Region annotation records:
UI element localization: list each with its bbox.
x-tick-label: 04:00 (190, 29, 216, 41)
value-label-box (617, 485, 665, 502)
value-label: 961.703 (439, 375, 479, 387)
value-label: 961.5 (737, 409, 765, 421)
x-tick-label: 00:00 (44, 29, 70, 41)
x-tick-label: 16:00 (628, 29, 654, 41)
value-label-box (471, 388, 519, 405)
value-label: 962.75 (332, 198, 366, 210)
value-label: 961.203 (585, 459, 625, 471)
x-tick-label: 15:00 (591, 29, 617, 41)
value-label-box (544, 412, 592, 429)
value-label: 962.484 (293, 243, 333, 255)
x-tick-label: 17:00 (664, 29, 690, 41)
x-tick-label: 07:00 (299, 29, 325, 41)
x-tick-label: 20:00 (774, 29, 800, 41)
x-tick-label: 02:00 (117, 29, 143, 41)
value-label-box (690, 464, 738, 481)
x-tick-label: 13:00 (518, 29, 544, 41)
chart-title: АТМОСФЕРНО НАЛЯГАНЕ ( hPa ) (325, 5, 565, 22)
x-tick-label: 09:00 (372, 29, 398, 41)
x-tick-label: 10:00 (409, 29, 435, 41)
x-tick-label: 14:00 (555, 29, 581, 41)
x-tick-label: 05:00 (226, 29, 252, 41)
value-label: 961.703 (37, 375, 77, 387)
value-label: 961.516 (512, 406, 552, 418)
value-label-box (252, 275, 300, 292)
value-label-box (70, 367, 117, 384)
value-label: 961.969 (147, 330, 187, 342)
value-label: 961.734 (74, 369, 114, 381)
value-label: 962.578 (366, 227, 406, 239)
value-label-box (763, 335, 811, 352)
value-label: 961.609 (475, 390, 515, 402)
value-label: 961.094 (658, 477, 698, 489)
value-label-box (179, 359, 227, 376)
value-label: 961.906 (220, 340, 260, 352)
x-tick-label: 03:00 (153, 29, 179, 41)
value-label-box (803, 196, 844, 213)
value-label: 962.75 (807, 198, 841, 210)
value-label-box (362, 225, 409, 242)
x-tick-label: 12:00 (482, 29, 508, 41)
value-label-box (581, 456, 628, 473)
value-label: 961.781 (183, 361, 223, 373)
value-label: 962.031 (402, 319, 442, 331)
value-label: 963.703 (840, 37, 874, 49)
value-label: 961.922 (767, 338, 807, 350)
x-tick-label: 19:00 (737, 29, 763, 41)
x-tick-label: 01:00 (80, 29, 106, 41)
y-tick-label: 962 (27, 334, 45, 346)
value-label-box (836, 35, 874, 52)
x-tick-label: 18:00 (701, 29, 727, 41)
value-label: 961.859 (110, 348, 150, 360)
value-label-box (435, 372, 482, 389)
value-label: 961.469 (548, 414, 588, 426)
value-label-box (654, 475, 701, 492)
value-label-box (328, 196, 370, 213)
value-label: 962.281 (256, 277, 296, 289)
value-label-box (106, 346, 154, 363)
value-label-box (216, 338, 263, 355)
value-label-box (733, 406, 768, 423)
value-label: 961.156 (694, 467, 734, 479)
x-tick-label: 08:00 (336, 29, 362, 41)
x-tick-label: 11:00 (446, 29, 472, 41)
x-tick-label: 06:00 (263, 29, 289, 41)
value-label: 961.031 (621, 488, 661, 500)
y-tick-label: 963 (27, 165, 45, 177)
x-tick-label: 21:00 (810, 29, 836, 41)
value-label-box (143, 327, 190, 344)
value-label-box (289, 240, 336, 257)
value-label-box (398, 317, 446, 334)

Goal: Rewrite the lines from the beginning of the records through the one containing "value-label: 962.281 (256, 277, 296, 289)", replacing "x-tick-label" with "time-label" and leaving everything else the same.

Answer to the task:
UI element localization: list each with its bbox.
time-label: 04:00 (190, 29, 216, 41)
value-label-box (617, 485, 665, 502)
value-label: 961.703 (439, 375, 479, 387)
value-label: 961.5 (737, 409, 765, 421)
time-label: 00:00 (44, 29, 70, 41)
time-label: 16:00 (628, 29, 654, 41)
value-label-box (471, 388, 519, 405)
value-label: 962.75 (332, 198, 366, 210)
value-label: 961.203 (585, 459, 625, 471)
time-label: 15:00 (591, 29, 617, 41)
value-label-box (544, 412, 592, 429)
value-label: 962.484 (293, 243, 333, 255)
time-label: 17:00 (664, 29, 690, 41)
time-label: 07:00 (299, 29, 325, 41)
time-label: 20:00 (774, 29, 800, 41)
time-label: 02:00 (117, 29, 143, 41)
value-label-box (690, 464, 738, 481)
time-label: 13:00 (518, 29, 544, 41)
chart-title: АТМОСФЕРНО НАЛЯГАНЕ ( hPa ) (325, 5, 565, 22)
time-label: 09:00 (372, 29, 398, 41)
time-label: 10:00 (409, 29, 435, 41)
time-label: 14:00 (555, 29, 581, 41)
time-label: 05:00 (226, 29, 252, 41)
value-label: 961.703 (37, 375, 77, 387)
value-label: 961.516 (512, 406, 552, 418)
value-label-box (252, 275, 300, 292)
value-label-box (70, 367, 117, 384)
value-label: 961.969 (147, 330, 187, 342)
value-label: 961.734 (74, 369, 114, 381)
value-label: 962.578 (366, 227, 406, 239)
value-label-box (763, 335, 811, 352)
value-label: 961.609 (475, 390, 515, 402)
value-label: 961.094 (658, 477, 698, 489)
value-label-box (179, 359, 227, 376)
value-label: 961.906 (220, 340, 260, 352)
time-label: 03:00 (153, 29, 179, 41)
value-label-box (803, 196, 844, 213)
value-label: 962.75 (807, 198, 841, 210)
value-label-box (362, 225, 409, 242)
time-label: 12:00 (482, 29, 508, 41)
value-label-box (581, 456, 628, 473)
value-label: 961.781 (183, 361, 223, 373)
value-label: 962.031 (402, 319, 442, 331)
value-label: 963.703 (840, 37, 874, 49)
value-label: 961.922 (767, 338, 807, 350)
time-label: 19:00 (737, 29, 763, 41)
time-label: 01:00 (80, 29, 106, 41)
y-tick-label: 962 (27, 334, 45, 346)
value-label-box (836, 35, 874, 52)
time-label: 18:00 (701, 29, 727, 41)
value-label: 961.859 (110, 348, 150, 360)
value-label-box (435, 372, 482, 389)
value-label: 961.469 (548, 414, 588, 426)
value-label-box (654, 475, 701, 492)
value-label-box (328, 196, 370, 213)
value-label: 962.281 (256, 277, 296, 289)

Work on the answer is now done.